Required work » Collect each line containing "发文年号".

Recorded information »
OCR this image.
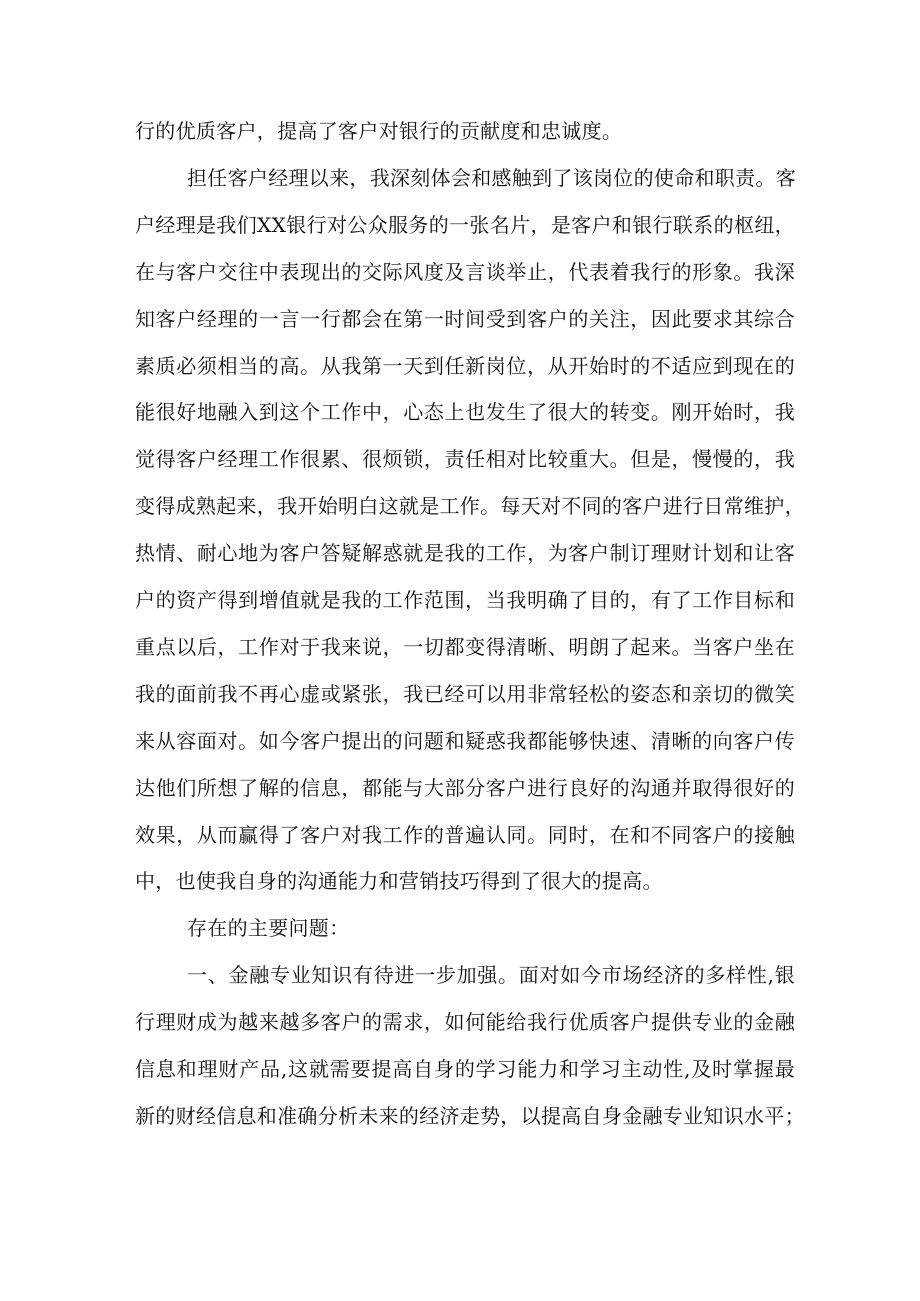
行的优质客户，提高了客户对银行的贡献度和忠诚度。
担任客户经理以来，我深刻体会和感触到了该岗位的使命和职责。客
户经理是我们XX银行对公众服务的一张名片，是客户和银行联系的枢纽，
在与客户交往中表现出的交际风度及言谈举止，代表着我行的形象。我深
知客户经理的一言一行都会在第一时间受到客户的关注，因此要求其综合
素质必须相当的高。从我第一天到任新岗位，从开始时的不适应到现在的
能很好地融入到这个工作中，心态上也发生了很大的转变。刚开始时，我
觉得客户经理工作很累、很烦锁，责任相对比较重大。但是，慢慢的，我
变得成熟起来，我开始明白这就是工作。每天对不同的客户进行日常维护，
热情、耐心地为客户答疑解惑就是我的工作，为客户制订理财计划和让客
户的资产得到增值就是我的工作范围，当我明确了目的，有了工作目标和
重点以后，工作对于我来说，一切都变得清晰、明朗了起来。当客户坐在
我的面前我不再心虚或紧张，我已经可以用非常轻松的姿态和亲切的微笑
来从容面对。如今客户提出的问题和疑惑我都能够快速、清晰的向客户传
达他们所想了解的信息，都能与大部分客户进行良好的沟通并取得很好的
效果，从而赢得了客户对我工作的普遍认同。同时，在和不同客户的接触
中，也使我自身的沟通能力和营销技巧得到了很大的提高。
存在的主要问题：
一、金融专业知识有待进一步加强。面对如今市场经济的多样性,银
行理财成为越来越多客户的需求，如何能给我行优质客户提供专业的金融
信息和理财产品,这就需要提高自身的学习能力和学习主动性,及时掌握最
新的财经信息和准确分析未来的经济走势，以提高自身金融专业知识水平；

* * *

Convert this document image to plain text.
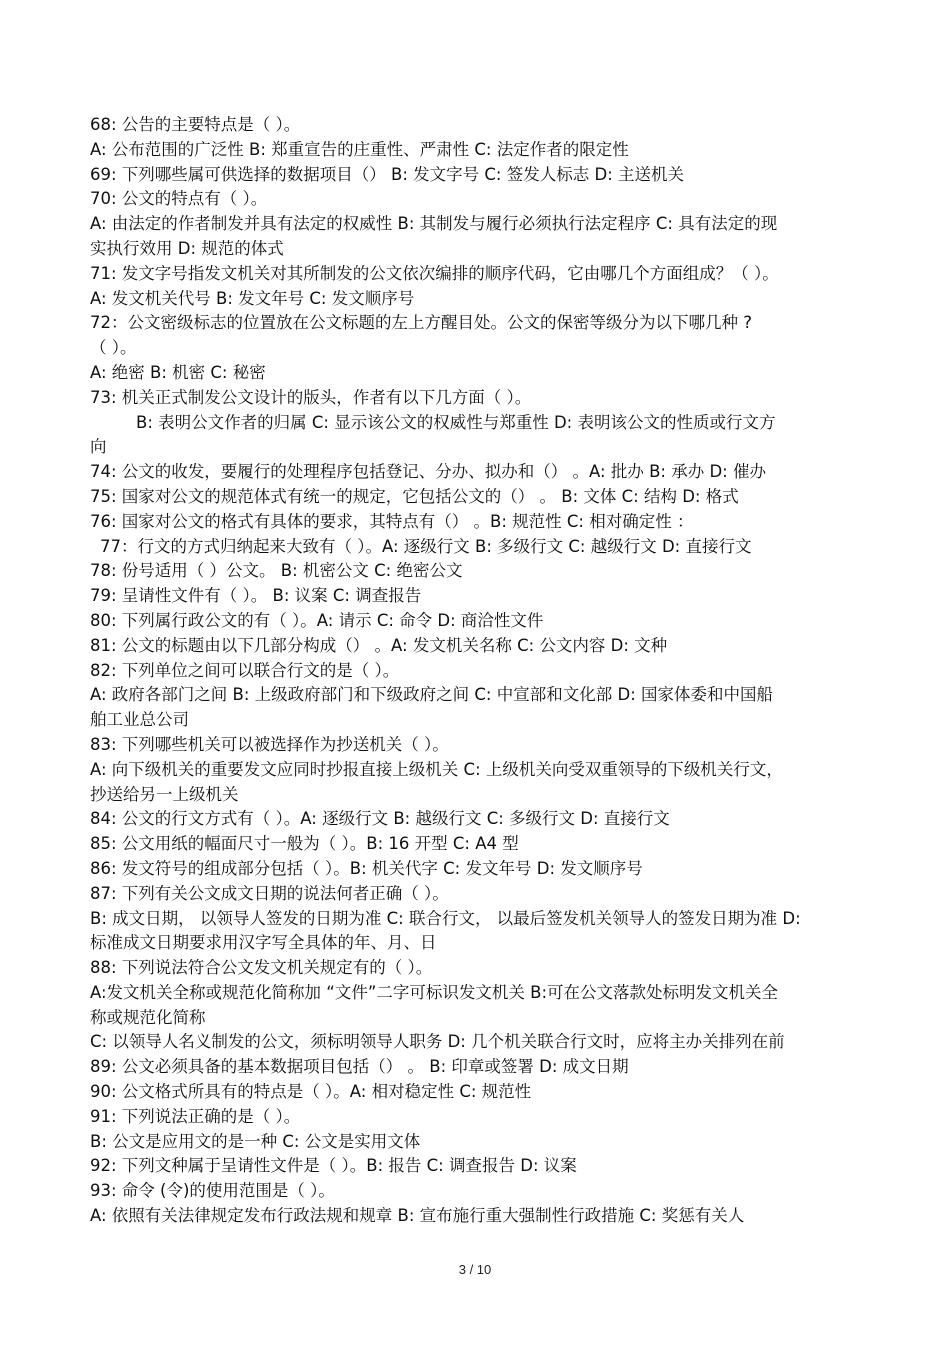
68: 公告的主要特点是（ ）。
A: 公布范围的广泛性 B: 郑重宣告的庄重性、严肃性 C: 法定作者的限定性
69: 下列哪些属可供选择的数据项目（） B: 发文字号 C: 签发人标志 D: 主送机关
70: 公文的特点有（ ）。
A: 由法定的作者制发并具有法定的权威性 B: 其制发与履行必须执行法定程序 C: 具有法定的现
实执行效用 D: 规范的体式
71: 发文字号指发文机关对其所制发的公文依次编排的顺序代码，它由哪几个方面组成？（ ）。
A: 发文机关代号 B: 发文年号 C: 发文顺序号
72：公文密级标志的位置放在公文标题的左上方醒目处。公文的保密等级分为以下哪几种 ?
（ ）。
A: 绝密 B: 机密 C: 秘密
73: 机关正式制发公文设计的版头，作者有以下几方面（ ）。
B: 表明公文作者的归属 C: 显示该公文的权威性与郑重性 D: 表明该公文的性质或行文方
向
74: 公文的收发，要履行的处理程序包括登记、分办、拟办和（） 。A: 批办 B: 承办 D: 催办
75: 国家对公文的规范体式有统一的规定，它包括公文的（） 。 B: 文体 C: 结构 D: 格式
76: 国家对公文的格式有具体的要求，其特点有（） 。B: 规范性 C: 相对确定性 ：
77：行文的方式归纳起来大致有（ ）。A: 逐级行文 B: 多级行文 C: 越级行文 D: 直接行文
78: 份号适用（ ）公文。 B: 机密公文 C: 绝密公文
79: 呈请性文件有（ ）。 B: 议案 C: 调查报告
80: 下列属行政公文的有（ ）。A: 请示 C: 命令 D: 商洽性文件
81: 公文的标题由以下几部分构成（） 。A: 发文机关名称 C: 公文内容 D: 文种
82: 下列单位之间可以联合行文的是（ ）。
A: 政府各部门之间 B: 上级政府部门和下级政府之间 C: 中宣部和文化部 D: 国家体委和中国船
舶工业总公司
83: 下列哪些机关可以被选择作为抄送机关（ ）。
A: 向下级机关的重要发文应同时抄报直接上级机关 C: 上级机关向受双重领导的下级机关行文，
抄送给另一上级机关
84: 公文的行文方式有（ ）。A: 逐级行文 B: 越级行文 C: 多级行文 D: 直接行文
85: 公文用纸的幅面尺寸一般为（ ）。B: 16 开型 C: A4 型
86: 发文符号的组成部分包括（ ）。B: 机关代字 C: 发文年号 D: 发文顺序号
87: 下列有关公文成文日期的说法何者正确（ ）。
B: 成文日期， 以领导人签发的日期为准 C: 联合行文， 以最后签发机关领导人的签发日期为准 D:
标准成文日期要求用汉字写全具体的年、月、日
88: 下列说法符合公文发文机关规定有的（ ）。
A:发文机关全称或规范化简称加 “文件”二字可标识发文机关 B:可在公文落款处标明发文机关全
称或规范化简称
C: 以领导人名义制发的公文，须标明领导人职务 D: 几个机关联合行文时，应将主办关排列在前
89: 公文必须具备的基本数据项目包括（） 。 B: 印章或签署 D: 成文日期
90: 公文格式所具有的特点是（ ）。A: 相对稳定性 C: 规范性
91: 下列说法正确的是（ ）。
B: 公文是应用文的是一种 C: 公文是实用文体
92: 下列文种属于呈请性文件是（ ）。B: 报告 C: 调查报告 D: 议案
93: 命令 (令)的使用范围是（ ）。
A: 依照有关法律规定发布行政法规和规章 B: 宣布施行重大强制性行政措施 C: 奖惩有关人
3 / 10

Response to this exercise »
A: 发文机关代号 B: 发文年号 C: 发文顺序号
86: 发文符号的组成部分包括（ ）。B: 机关代字 C: 发文年号 D: 发文顺序号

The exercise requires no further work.